= DATASET RECORDS =
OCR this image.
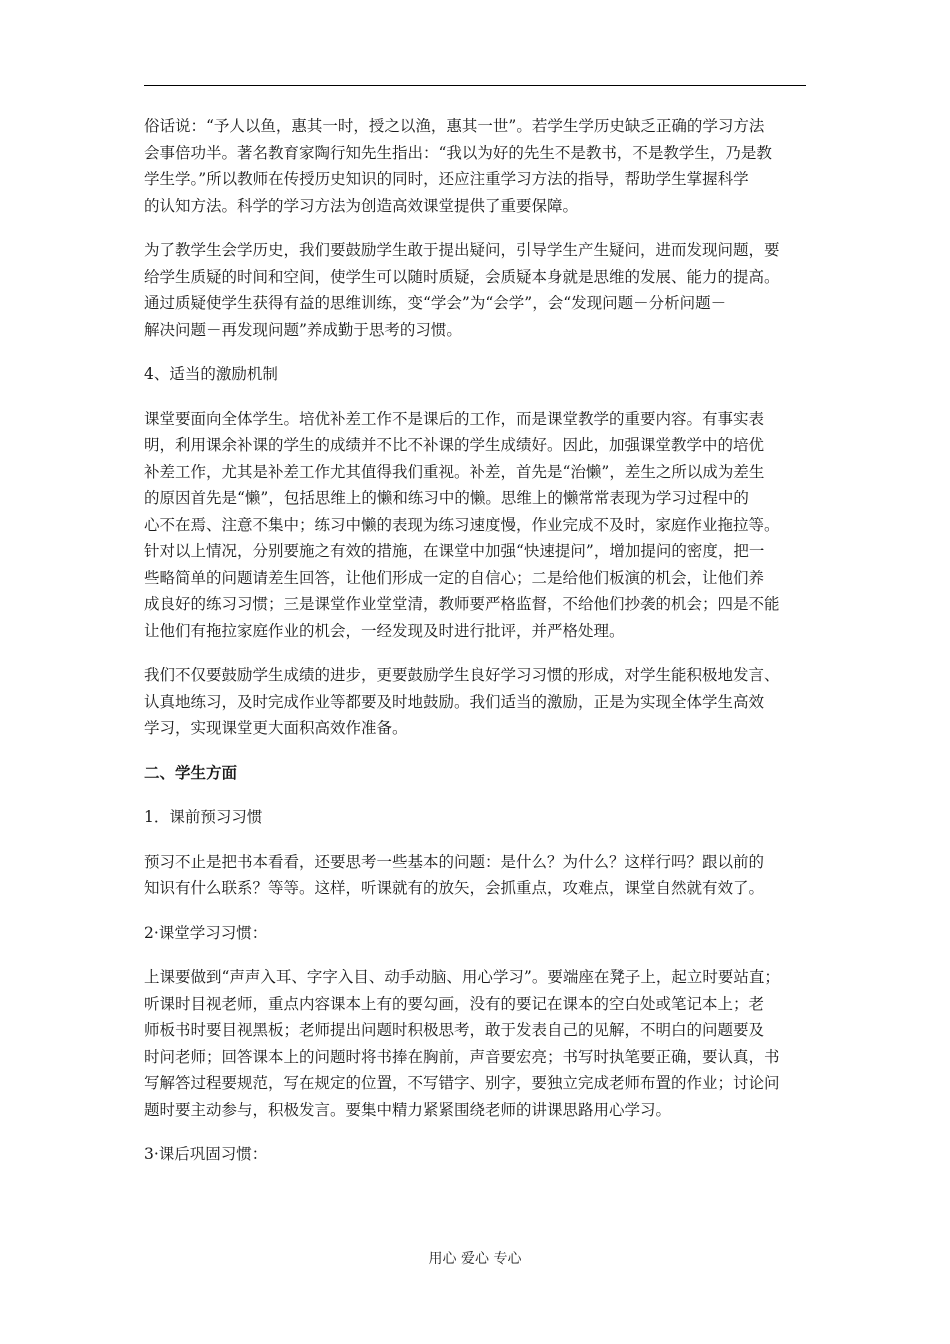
俗话说：“予人以鱼，惠其一时，授之以渔，惠其一世”。若学生学历史缺乏正确的学习方法
会事倍功半。著名教育家陶行知先生指出：“我以为好的先生不是教书，不是教学生，乃是教
学生学。”所以教师在传授历史知识的同时，还应注重学习方法的指导，帮助学生掌握科学
的认知方法。科学的学习方法为创造高效课堂提供了重要保障。
为了教学生会学历史，我们要鼓励学生敢于提出疑问，引导学生产生疑问，进而发现问题，要
给学生质疑的时间和空间，使学生可以随时质疑，会质疑本身就是思维的发展、能力的提高。
通过质疑使学生获得有益的思维训练，变“学会”为“会学”，会“发现问题－分析问题－
解决问题－再发现问题”养成勤于思考的习惯。
4、适当的激励机制
课堂要面向全体学生。培优补差工作不是课后的工作，而是课堂教学的重要内容。有事实表
明，利用课余补课的学生的成绩并不比不补课的学生成绩好。因此，加强课堂教学中的培优
补差工作，尤其是补差工作尤其值得我们重视。补差，首先是“治懒”，差生之所以成为差生
的原因首先是“懒”，包括思维上的懒和练习中的懒。思维上的懒常常表现为学习过程中的
心不在焉、注意不集中；练习中懒的表现为练习速度慢，作业完成不及时，家庭作业拖拉等。
针对以上情况，分别要施之有效的措施，在课堂中加强“快速提问”，增加提问的密度，把一
些略简单的问题请差生回答，让他们形成一定的自信心；二是给他们板演的机会，让他们养
成良好的练习习惯；三是课堂作业堂堂清，教师要严格监督，不给他们抄袭的机会；四是不能
让他们有拖拉家庭作业的机会，一经发现及时进行批评，并严格处理。
我们不仅要鼓励学生成绩的进步，更要鼓励学生良好学习习惯的形成，对学生能积极地发言、
认真地练习，及时完成作业等都要及时地鼓励。我们适当的激励，正是为实现全体学生高效
学习，实现课堂更大面积高效作准备。
二、学生方面
1．课前预习习惯
预习不止是把书本看看，还要思考一些基本的问题：是什么？为什么？这样行吗？跟以前的
知识有什么联系？等等。这样，听课就有的放矢，会抓重点，攻难点，课堂自然就有效了。
2·课堂学习习惯：
上课要做到“声声入耳、字字入目、动手动脑、用心学习”。要端座在凳子上，起立时要站直；
听课时目视老师，重点内容课本上有的要勾画，没有的要记在课本的空白处或笔记本上；老
师板书时要目视黑板；老师提出问题时积极思考，敢于发表自己的见解，不明白的问题要及
时问老师；回答课本上的问题时将书捧在胸前，声音要宏亮；书写时执笔要正确，要认真，书
写解答过程要规范，写在规定的位置，不写错字、别字，要独立完成老师布置的作业；讨论问
题时要主动参与，积极发言。要集中精力紧紧围绕老师的讲课思路用心学习。
3·课后巩固习惯：
用心 爱心 专心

= SHORT TASK =
Pictures stay out of the copy; please restate every record above exactly.

= TASK RESPONSE =
OCR this image.
俗话说：“予人以鱼，惠其一时，授之以渔，惠其一世”。若学生学历史缺乏正确的学习方法
会事倍功半。著名教育家陶行知先生指出：“我以为好的先生不是教书，不是教学生，乃是教
学生学。”所以教师在传授历史知识的同时，还应注重学习方法的指导，帮助学生掌握科学
的认知方法。科学的学习方法为创造高效课堂提供了重要保障。
为了教学生会学历史，我们要鼓励学生敢于提出疑问，引导学生产生疑问，进而发现问题，要
给学生质疑的时间和空间，使学生可以随时质疑，会质疑本身就是思维的发展、能力的提高。
通过质疑使学生获得有益的思维训练，变“学会”为“会学”，会“发现问题－分析问题－
解决问题－再发现问题”养成勤于思考的习惯。
4、适当的激励机制
课堂要面向全体学生。培优补差工作不是课后的工作，而是课堂教学的重要内容。有事实表
明，利用课余补课的学生的成绩并不比不补课的学生成绩好。因此，加强课堂教学中的培优
补差工作，尤其是补差工作尤其值得我们重视。补差，首先是“治懒”，差生之所以成为差生
的原因首先是“懒”，包括思维上的懒和练习中的懒。思维上的懒常常表现为学习过程中的
心不在焉、注意不集中；练习中懒的表现为练习速度慢，作业完成不及时，家庭作业拖拉等。
针对以上情况，分别要施之有效的措施，在课堂中加强“快速提问”，增加提问的密度，把一
些略简单的问题请差生回答，让他们形成一定的自信心；二是给他们板演的机会，让他们养
成良好的练习习惯；三是课堂作业堂堂清，教师要严格监督，不给他们抄袭的机会；四是不能
让他们有拖拉家庭作业的机会，一经发现及时进行批评，并严格处理。
我们不仅要鼓励学生成绩的进步，更要鼓励学生良好学习习惯的形成，对学生能积极地发言、
认真地练习，及时完成作业等都要及时地鼓励。我们适当的激励，正是为实现全体学生高效
学习，实现课堂更大面积高效作准备。
二、学生方面
1．课前预习习惯
预习不止是把书本看看，还要思考一些基本的问题：是什么？为什么？这样行吗？跟以前的
知识有什么联系？等等。这样，听课就有的放矢，会抓重点，攻难点，课堂自然就有效了。
2·课堂学习习惯：
上课要做到“声声入耳、字字入目、动手动脑、用心学习”。要端座在凳子上，起立时要站直；
听课时目视老师，重点内容课本上有的要勾画，没有的要记在课本的空白处或笔记本上；老
师板书时要目视黑板；老师提出问题时积极思考，敢于发表自己的见解，不明白的问题要及
时问老师；回答课本上的问题时将书捧在胸前，声音要宏亮；书写时执笔要正确，要认真，书
写解答过程要规范，写在规定的位置，不写错字、别字，要独立完成老师布置的作业；讨论问
题时要主动参与，积极发言。要集中精力紧紧围绕老师的讲课思路用心学习。
3·课后巩固习惯：
用心 爱心 专心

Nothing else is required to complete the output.